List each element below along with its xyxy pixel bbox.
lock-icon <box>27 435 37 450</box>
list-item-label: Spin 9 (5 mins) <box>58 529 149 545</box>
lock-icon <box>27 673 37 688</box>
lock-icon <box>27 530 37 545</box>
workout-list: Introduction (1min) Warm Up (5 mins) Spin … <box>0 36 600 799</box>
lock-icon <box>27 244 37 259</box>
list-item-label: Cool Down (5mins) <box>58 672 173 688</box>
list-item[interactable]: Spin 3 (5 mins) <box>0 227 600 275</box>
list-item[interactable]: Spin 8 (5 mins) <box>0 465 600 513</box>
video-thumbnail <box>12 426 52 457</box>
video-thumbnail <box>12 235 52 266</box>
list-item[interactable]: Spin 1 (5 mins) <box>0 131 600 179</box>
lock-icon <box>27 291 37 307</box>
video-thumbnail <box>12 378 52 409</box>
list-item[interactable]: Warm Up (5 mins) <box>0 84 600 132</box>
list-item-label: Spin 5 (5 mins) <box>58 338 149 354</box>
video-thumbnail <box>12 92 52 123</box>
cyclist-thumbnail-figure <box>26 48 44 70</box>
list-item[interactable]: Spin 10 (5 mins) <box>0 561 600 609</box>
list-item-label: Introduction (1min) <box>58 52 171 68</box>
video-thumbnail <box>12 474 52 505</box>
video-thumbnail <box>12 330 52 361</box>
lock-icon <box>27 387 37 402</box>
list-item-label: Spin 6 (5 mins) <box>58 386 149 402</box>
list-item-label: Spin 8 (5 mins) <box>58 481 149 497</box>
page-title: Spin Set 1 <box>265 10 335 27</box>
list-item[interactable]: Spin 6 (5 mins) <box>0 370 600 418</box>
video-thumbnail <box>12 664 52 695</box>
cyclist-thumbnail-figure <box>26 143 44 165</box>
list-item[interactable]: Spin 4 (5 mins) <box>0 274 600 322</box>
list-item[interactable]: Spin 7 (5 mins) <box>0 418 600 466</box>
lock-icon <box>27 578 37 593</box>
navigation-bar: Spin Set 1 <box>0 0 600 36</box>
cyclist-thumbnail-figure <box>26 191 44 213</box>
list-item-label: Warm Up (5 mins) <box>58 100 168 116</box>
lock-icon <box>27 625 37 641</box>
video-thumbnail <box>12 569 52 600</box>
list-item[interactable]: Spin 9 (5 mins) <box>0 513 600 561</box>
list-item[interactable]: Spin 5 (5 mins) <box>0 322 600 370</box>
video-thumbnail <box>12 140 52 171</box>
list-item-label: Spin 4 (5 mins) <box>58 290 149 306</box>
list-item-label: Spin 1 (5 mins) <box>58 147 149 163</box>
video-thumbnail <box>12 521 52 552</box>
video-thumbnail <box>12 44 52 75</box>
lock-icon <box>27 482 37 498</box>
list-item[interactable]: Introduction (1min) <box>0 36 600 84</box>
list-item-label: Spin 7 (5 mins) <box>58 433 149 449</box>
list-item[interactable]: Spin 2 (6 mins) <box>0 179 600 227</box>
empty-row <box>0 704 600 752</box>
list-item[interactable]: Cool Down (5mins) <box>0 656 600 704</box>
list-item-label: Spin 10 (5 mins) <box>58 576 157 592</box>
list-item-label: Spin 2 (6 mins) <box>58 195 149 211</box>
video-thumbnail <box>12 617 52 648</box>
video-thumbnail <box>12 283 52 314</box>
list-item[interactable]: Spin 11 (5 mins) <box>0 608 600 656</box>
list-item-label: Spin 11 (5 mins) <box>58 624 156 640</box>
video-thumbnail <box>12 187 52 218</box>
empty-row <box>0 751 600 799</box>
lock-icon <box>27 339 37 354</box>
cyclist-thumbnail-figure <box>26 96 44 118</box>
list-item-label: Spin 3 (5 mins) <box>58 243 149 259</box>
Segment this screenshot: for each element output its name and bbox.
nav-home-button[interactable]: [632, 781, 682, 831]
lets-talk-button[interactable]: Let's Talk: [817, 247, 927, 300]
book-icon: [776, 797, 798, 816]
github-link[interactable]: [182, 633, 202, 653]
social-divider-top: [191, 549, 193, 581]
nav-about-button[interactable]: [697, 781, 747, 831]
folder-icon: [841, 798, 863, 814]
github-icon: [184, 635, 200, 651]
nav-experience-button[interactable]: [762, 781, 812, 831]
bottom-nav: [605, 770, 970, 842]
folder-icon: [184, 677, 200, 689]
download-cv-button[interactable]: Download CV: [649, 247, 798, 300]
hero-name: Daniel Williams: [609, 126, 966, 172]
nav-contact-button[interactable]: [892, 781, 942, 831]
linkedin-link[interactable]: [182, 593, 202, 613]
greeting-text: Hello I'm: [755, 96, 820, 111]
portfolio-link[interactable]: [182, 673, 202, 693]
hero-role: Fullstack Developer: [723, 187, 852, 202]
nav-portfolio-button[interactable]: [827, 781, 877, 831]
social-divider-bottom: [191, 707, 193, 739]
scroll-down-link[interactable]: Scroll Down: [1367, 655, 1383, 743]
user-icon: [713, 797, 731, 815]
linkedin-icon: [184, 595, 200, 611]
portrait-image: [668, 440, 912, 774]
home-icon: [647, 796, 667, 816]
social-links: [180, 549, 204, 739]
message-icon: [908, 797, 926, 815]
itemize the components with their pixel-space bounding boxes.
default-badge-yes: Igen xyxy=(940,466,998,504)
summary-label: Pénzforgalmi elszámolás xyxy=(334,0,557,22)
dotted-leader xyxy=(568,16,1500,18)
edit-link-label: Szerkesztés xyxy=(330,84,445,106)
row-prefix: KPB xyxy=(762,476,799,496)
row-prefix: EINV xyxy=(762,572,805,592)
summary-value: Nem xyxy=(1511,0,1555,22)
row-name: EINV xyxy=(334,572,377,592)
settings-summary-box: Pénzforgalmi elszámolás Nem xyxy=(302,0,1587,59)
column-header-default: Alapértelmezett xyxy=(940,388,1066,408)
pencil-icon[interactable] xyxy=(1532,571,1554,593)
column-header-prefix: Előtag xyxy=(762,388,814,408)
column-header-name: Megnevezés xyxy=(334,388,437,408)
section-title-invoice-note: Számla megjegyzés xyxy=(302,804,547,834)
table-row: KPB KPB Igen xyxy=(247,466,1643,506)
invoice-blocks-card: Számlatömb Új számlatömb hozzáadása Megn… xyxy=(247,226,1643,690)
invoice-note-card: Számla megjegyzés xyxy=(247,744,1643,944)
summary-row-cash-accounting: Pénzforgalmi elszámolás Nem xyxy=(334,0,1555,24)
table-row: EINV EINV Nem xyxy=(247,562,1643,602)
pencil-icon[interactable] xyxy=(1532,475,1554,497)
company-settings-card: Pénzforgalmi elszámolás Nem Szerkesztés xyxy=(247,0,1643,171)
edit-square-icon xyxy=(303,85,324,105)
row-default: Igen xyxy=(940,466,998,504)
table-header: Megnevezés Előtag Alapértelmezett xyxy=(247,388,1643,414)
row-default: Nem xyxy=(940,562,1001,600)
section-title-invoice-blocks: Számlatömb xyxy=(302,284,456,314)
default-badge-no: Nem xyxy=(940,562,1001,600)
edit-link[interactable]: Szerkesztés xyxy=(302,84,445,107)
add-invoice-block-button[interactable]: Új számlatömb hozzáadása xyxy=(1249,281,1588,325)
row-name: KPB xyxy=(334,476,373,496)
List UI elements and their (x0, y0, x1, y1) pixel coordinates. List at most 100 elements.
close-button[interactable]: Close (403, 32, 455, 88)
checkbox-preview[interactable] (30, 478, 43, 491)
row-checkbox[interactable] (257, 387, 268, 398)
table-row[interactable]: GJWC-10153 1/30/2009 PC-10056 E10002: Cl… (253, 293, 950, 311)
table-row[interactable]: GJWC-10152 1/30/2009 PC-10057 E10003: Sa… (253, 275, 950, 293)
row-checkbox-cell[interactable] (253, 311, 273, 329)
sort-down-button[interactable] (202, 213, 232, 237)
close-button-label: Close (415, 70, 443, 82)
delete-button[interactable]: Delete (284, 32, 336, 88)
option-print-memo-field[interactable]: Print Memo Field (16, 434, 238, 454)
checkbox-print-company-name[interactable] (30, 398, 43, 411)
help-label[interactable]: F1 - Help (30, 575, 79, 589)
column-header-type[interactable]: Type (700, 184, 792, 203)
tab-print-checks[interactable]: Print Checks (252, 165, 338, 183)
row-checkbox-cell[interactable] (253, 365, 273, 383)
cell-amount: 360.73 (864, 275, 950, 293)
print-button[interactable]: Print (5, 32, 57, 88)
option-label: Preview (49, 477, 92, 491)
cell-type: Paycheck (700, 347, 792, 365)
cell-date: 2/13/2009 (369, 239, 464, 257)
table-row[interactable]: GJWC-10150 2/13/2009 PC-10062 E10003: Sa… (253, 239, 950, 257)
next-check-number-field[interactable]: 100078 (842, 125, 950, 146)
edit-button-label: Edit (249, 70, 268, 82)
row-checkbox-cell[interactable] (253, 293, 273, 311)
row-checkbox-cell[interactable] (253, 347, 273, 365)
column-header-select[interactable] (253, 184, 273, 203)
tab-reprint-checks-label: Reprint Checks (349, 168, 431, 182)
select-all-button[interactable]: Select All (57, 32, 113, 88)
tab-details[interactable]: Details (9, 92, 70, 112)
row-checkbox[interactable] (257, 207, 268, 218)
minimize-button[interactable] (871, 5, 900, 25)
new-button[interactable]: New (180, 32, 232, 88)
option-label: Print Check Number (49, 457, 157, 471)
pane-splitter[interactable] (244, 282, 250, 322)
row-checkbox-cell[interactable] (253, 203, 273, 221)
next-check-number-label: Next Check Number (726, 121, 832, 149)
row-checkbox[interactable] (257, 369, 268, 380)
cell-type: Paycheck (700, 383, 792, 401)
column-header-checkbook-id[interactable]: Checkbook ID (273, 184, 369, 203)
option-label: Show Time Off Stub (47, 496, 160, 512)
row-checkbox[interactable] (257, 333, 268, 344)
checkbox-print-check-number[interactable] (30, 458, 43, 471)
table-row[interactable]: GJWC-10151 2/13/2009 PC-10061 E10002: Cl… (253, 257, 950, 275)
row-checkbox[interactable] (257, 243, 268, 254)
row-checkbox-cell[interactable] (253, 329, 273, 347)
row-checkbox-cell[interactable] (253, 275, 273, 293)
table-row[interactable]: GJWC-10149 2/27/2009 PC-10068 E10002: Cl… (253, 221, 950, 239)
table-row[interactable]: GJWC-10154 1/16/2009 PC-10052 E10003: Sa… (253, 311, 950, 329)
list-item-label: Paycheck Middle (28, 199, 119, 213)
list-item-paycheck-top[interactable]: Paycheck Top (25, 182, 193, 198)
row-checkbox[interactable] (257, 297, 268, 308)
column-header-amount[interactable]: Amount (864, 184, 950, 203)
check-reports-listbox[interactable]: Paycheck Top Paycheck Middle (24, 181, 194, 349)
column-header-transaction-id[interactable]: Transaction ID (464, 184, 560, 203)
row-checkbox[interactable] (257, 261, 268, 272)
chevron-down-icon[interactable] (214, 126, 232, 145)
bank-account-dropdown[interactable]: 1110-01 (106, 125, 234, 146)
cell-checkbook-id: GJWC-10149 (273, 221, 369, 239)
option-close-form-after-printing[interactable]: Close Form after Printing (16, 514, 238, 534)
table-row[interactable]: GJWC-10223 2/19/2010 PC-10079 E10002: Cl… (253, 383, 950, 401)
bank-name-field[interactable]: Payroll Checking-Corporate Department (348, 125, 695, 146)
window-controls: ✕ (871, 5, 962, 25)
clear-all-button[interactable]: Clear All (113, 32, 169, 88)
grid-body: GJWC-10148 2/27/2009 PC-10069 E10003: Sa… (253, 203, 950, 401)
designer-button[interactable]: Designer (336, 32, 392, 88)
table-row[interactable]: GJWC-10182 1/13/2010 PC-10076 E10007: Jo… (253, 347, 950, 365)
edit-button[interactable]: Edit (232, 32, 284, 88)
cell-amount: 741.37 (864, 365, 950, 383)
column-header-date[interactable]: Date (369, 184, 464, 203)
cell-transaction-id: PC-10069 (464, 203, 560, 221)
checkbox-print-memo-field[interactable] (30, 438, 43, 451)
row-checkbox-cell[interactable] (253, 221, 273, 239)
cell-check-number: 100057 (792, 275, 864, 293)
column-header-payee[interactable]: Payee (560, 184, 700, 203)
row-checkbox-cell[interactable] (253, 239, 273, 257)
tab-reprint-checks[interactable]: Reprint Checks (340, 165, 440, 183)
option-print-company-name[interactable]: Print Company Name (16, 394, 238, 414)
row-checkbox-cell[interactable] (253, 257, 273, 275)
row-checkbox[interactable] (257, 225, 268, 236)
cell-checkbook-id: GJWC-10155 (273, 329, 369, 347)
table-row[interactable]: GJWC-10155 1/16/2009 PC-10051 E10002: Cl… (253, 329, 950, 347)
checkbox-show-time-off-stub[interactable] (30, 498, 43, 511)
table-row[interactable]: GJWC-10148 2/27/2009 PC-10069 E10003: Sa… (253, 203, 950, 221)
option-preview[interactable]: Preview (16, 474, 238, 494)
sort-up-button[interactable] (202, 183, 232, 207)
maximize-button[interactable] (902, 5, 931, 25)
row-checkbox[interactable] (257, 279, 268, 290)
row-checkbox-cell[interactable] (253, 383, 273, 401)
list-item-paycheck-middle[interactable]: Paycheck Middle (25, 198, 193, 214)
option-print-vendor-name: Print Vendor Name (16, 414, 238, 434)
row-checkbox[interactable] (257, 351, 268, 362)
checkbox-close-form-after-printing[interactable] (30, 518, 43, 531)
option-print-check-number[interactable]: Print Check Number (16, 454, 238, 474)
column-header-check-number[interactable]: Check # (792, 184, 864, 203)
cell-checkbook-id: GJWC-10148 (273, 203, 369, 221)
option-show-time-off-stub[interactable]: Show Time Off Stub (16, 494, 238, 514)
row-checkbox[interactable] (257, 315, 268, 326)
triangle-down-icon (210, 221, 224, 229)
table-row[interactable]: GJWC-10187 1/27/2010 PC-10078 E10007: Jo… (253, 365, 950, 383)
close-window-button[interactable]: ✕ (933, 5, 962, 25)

* Task brief: Extract the data from the beginning through the line containing "workout-list: Introduction (1min)", reproducing each line without alteration.

* Final result:
List each element below along with its xyxy pixel bbox.
lock-icon <box>27 435 37 450</box>
list-item-label: Spin 9 (5 mins) <box>58 529 149 545</box>
lock-icon <box>27 673 37 688</box>
lock-icon <box>27 530 37 545</box>
workout-list: Introduction (1min) Warm Up (5 mins) Spin … <box>0 36 600 799</box>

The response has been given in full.